━━━━━ Information provided

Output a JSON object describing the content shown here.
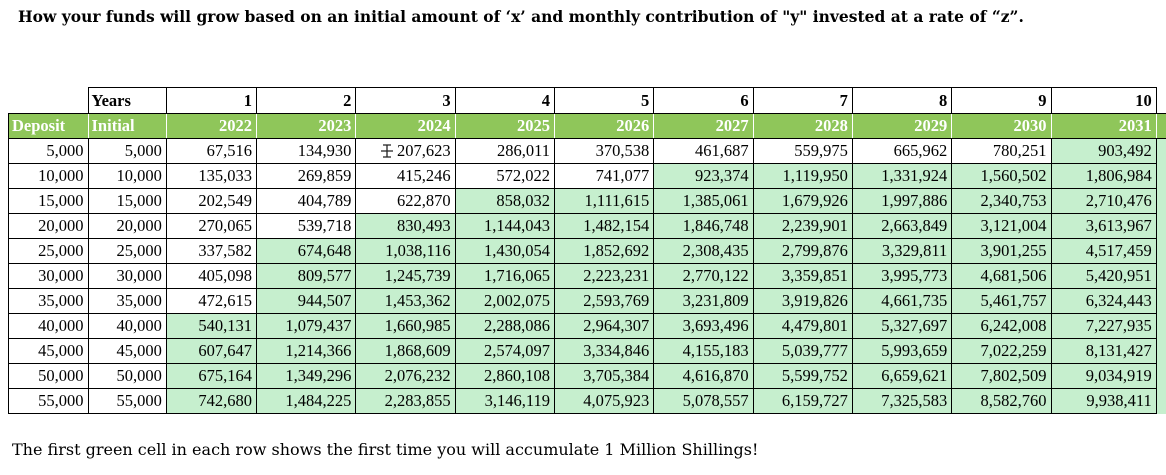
{
  "title": "How your funds will grow based on an initial amount of ‘x’ and monthly contribution of \"y\" invested at a rate of “z”.",
  "footnote": "The first green cell in each row shows the first time you will accumulate 1 Million Shillings!",
  "table": {
    "years_label": "Years",
    "years": [
      "1",
      "2",
      "3",
      "4",
      "5",
      "6",
      "7",
      "8",
      "9",
      "10"
    ],
    "deposit_header": "Deposit",
    "initial_header": "Initial",
    "calendar_years": [
      "2022",
      "2023",
      "2024",
      "2025",
      "2026",
      "2027",
      "2028",
      "2029",
      "2030",
      "2031"
    ],
    "highlight_color": "#c6efce",
    "header_color": "#8fc65a",
    "rows": [
      {
        "deposit": "5,000",
        "initial": "5,000",
        "values": [
          "67,516",
          "134,930",
          "207,623",
          "286,011",
          "370,538",
          "461,687",
          "559,975",
          "665,962",
          "780,251",
          "903,492"
        ],
        "first_green": 10
      },
      {
        "deposit": "10,000",
        "initial": "10,000",
        "values": [
          "135,033",
          "269,859",
          "415,246",
          "572,022",
          "741,077",
          "923,374",
          "1,119,950",
          "1,331,924",
          "1,560,502",
          "1,806,984"
        ],
        "first_green": 6
      },
      {
        "deposit": "15,000",
        "initial": "15,000",
        "values": [
          "202,549",
          "404,789",
          "622,870",
          "858,032",
          "1,111,615",
          "1,385,061",
          "1,679,926",
          "1,997,886",
          "2,340,753",
          "2,710,476"
        ],
        "first_green": 4
      },
      {
        "deposit": "20,000",
        "initial": "20,000",
        "values": [
          "270,065",
          "539,718",
          "830,493",
          "1,144,043",
          "1,482,154",
          "1,846,748",
          "2,239,901",
          "2,663,849",
          "3,121,004",
          "3,613,967"
        ],
        "first_green": 3
      },
      {
        "deposit": "25,000",
        "initial": "25,000",
        "values": [
          "337,582",
          "674,648",
          "1,038,116",
          "1,430,054",
          "1,852,692",
          "2,308,435",
          "2,799,876",
          "3,329,811",
          "3,901,255",
          "4,517,459"
        ],
        "first_green": 2
      },
      {
        "deposit": "30,000",
        "initial": "30,000",
        "values": [
          "405,098",
          "809,577",
          "1,245,739",
          "1,716,065",
          "2,223,231",
          "2,770,122",
          "3,359,851",
          "3,995,773",
          "4,681,506",
          "5,420,951"
        ],
        "first_green": 2
      },
      {
        "deposit": "35,000",
        "initial": "35,000",
        "values": [
          "472,615",
          "944,507",
          "1,453,362",
          "2,002,075",
          "2,593,769",
          "3,231,809",
          "3,919,826",
          "4,661,735",
          "5,461,757",
          "6,324,443"
        ],
        "first_green": 2
      },
      {
        "deposit": "40,000",
        "initial": "40,000",
        "values": [
          "540,131",
          "1,079,437",
          "1,660,985",
          "2,288,086",
          "2,964,307",
          "3,693,496",
          "4,479,801",
          "5,327,697",
          "6,242,008",
          "7,227,935"
        ],
        "first_green": 1
      },
      {
        "deposit": "45,000",
        "initial": "45,000",
        "values": [
          "607,647",
          "1,214,366",
          "1,868,609",
          "2,574,097",
          "3,334,846",
          "4,155,183",
          "5,039,777",
          "5,993,659",
          "7,022,259",
          "8,131,427"
        ],
        "first_green": 1
      },
      {
        "deposit": "50,000",
        "initial": "50,000",
        "values": [
          "675,164",
          "1,349,296",
          "2,076,232",
          "2,860,108",
          "3,705,384",
          "4,616,870",
          "5,599,752",
          "6,659,621",
          "7,802,509",
          "9,034,919"
        ],
        "first_green": 1
      },
      {
        "deposit": "55,000",
        "initial": "55,000",
        "values": [
          "742,680",
          "1,484,225",
          "2,283,855",
          "3,146,119",
          "4,075,923",
          "5,078,557",
          "6,159,727",
          "7,325,583",
          "8,582,760",
          "9,938,411"
        ],
        "first_green": 1
      }
    ]
  }
}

━━━━━━━━━━

Identify the lines that hold the word "will". Copy every one of them.

Solution to the exercise:
  "title": "How your funds will grow based on an initial amount of ‘x’ and monthly contribution of \"y\" invested at a rate of “z”.",
  "footnote": "The first green cell in each row shows the first time you will accumulate 1 Million Shillings!",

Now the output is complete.